#### [Problem to work on]
Locate every line in the records below that contains the word "this", and copy each one.

#### [Items from a data source]
+++

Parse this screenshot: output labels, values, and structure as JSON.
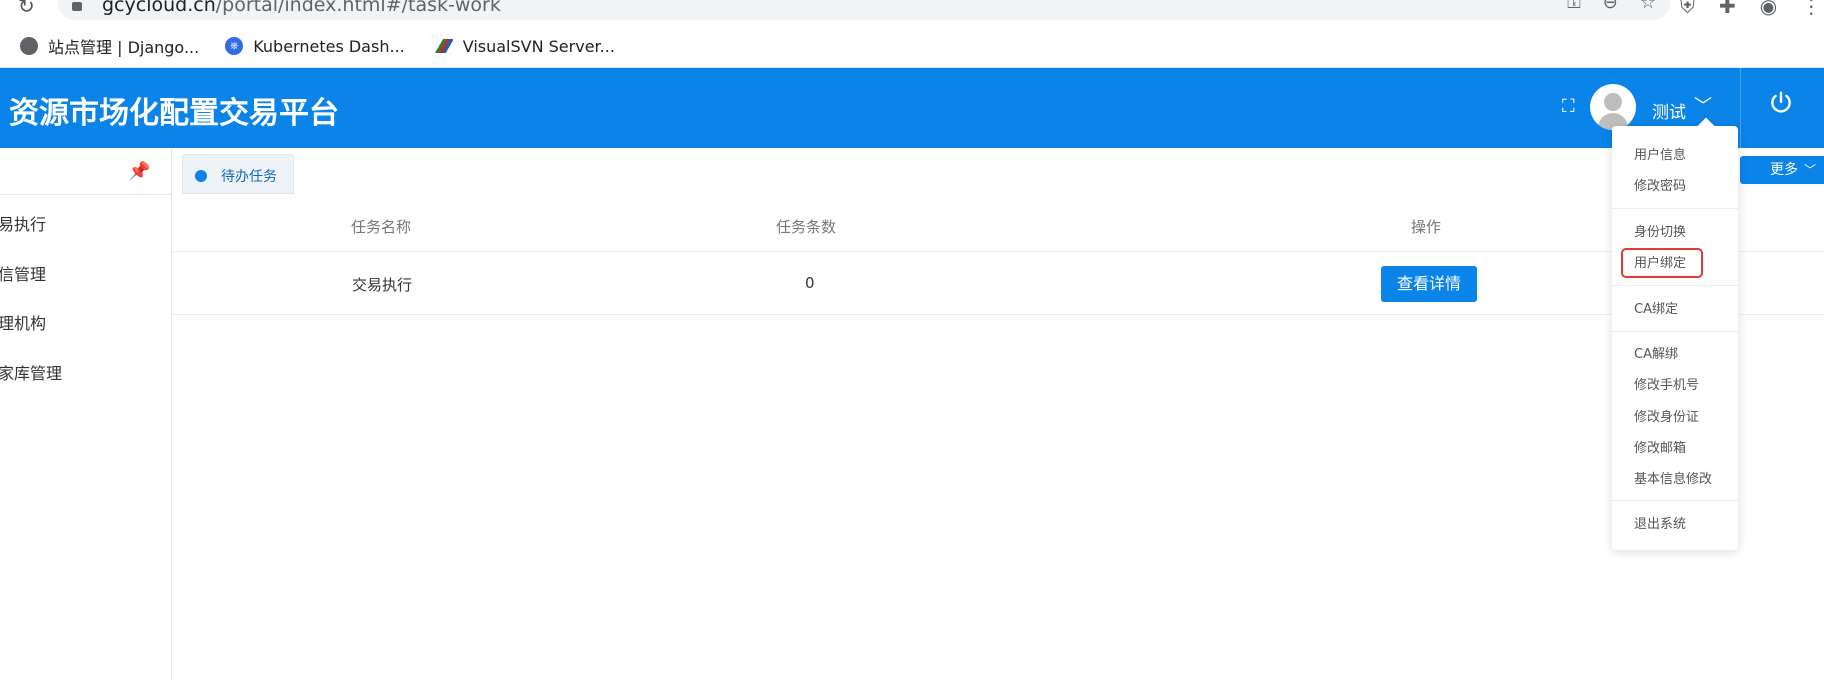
{
  "browser": {
    "url_main": "gcycloud.cn",
    "url_path": "/portal/index.html#/task-work",
    "bookmarks": [
      {
        "label": "站点管理 | Django..."
      },
      {
        "label": "Kubernetes Dash..."
      },
      {
        "label": "VisualSVN Server..."
      }
    ]
  },
  "header": {
    "title": "资源市场化配置交易平台",
    "username": "测试"
  },
  "sidebar": {
    "items": [
      {
        "label": "易执行"
      },
      {
        "label": "信管理"
      },
      {
        "label": "理机构"
      },
      {
        "label": "家库管理"
      }
    ]
  },
  "tabs": [
    {
      "label": "待办任务"
    }
  ],
  "more_button": {
    "label": "更多"
  },
  "table": {
    "headers": [
      "任务名称",
      "任务条数",
      "操作"
    ],
    "rows": [
      {
        "name": "交易执行",
        "count": "0",
        "action": "查看详情"
      }
    ]
  },
  "dropdown": {
    "items": [
      {
        "label": "用户信息"
      },
      {
        "label": "修改密码"
      },
      {
        "label": "身份切换"
      },
      {
        "label": "用户绑定"
      },
      {
        "label": "CA绑定"
      },
      {
        "label": "CA解绑"
      },
      {
        "label": "修改手机号"
      },
      {
        "label": "修改身份证"
      },
      {
        "label": "修改邮箱"
      },
      {
        "label": "基本信息修改"
      },
      {
        "label": "退出系统"
      }
    ]
  },
  "colors": {
    "primary": "#0a84e8",
    "highlight": "#e53935"
  }
}
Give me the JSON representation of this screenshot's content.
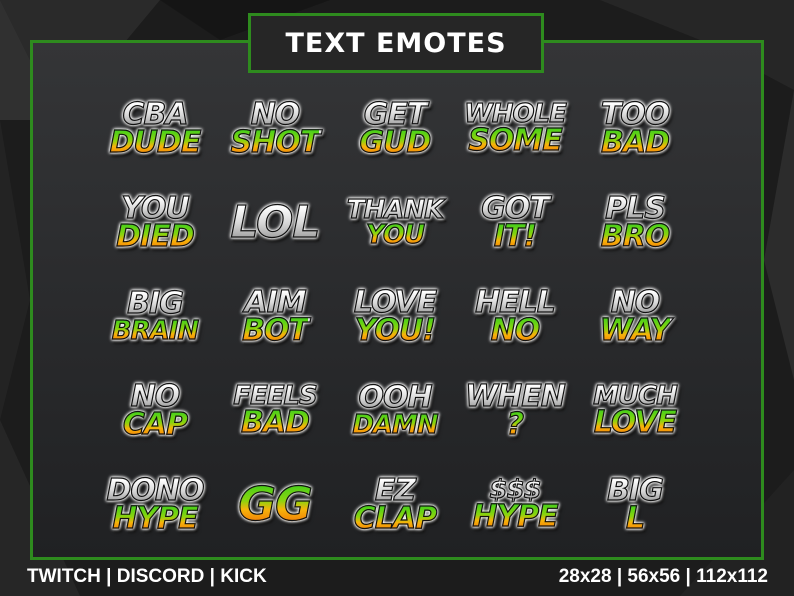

+++

#### [The result]
Parse this screenshot: output labels, values, and structure as JSON.
Give me the JSON representation of this screenshot's content.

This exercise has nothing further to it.